Word for word, transcribe the lines below and drop the pictures.

═══ The input ═══

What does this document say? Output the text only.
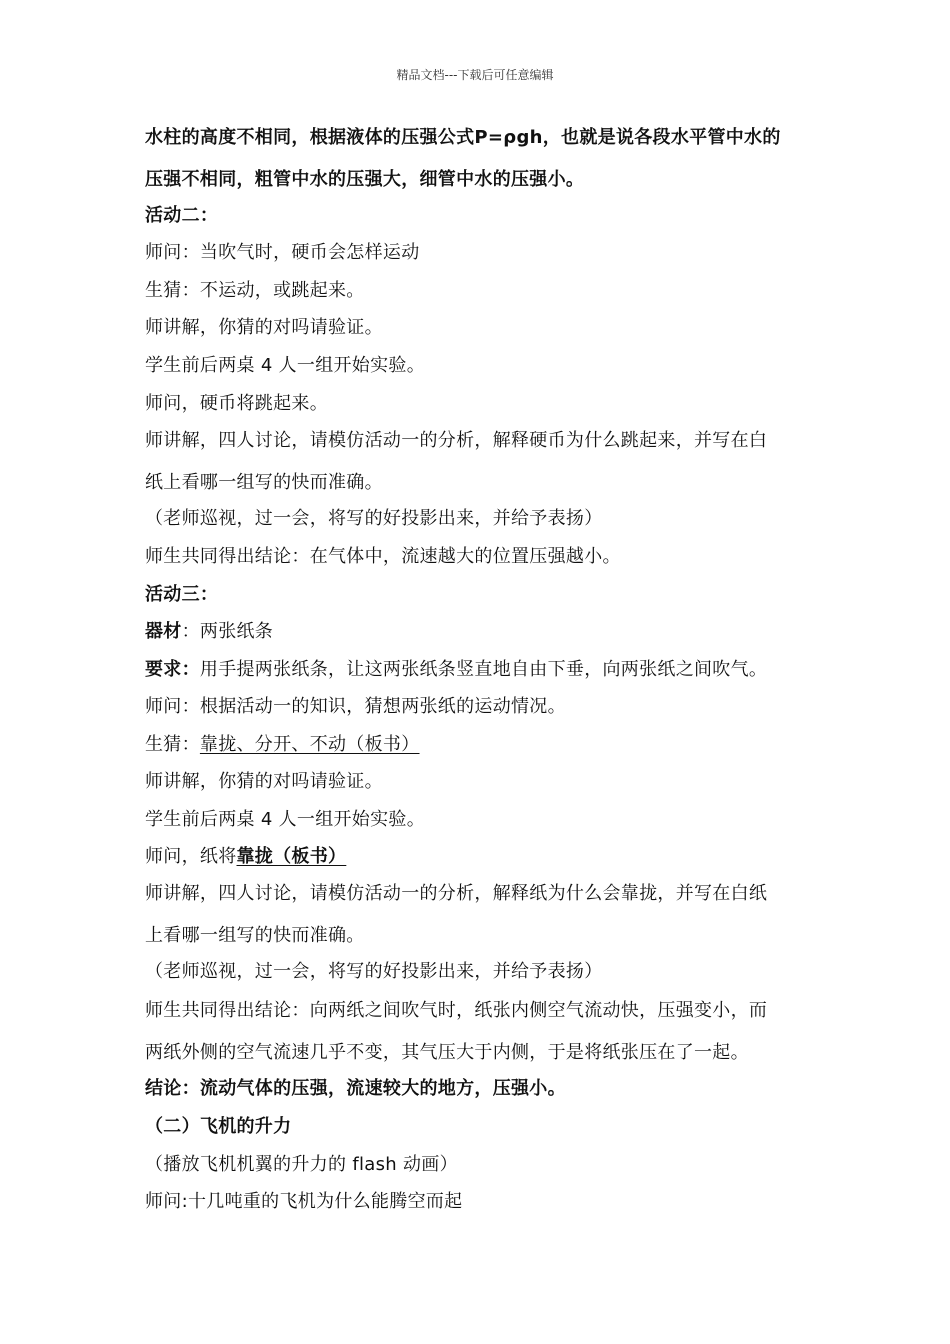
精品文档---下载后可任意编辑
水柱的高度不相同，根据液体的压强公式P=ρgh，也就是说各段水平管中水的
压强不相同，粗管中水的压强大，细管中水的压强小。
活动二：
师问：当吹气时，硬币会怎样运动
生猜：不运动，或跳起来。
师讲解，你猜的对吗请验证。
学生前后两桌 4 人一组开始实验。
师问，硬币将跳起来。
师讲解，四人讨论，请模仿活动一的分析，解释硬币为什么跳起来，并写在白
纸上看哪一组写的快而准确。
（老师巡视，过一会，将写的好投影出来，并给予表扬）
师生共同得出结论：在气体中，流速越大的位置压强越小。
活动三：
器材：两张纸条
要求：用手提两张纸条，让这两张纸条竖直地自由下垂，向两张纸之间吹气。
师问：根据活动一的知识，猜想两张纸的运动情况。
生猜：靠拢、分开、不动（板书）
师讲解，你猜的对吗请验证。
学生前后两桌 4 人一组开始实验。
师问，纸将靠拢（板书）
师讲解，四人讨论，请模仿活动一的分析，解释纸为什么会靠拢，并写在白纸
上看哪一组写的快而准确。
（老师巡视，过一会，将写的好投影出来，并给予表扬）
师生共同得出结论：向两纸之间吹气时，纸张内侧空气流动快，压强变小，而
两纸外侧的空气流速几乎不变，其气压大于内侧，于是将纸张压在了一起。
结论：流动气体的压强，流速较大的地方，压强小。
（二）飞机的升力
（播放飞机机翼的升力的 flash 动画）
师问:十几吨重的飞机为什么能腾空而起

═══

- _Answer to the problem_:
What does this document say? Output the text only.
精品文档---下载后可任意编辑
水柱的高度不相同，根据液体的压强公式P=ρgh，也就是说各段水平管中水的
压强不相同，粗管中水的压强大，细管中水的压强小。
活动二：
师问：当吹气时，硬币会怎样运动
生猜：不运动，或跳起来。
师讲解，你猜的对吗请验证。
学生前后两桌 4 人一组开始实验。
师问，硬币将跳起来。
师讲解，四人讨论，请模仿活动一的分析，解释硬币为什么跳起来，并写在白
纸上看哪一组写的快而准确。
（老师巡视，过一会，将写的好投影出来，并给予表扬）
师生共同得出结论：在气体中，流速越大的位置压强越小。
活动三：
器材：两张纸条
要求：用手提两张纸条，让这两张纸条竖直地自由下垂，向两张纸之间吹气。
师问：根据活动一的知识，猜想两张纸的运动情况。
生猜：靠拢、分开、不动（板书）
师讲解，你猜的对吗请验证。
学生前后两桌 4 人一组开始实验。
师问，纸将靠拢（板书）
师讲解，四人讨论，请模仿活动一的分析，解释纸为什么会靠拢，并写在白纸
上看哪一组写的快而准确。
（老师巡视，过一会，将写的好投影出来，并给予表扬）
师生共同得出结论：向两纸之间吹气时，纸张内侧空气流动快，压强变小，而
两纸外侧的空气流速几乎不变，其气压大于内侧，于是将纸张压在了一起。
结论：流动气体的压强，流速较大的地方，压强小。
（二）飞机的升力
（播放飞机机翼的升力的 flash 动画）
师问:十几吨重的飞机为什么能腾空而起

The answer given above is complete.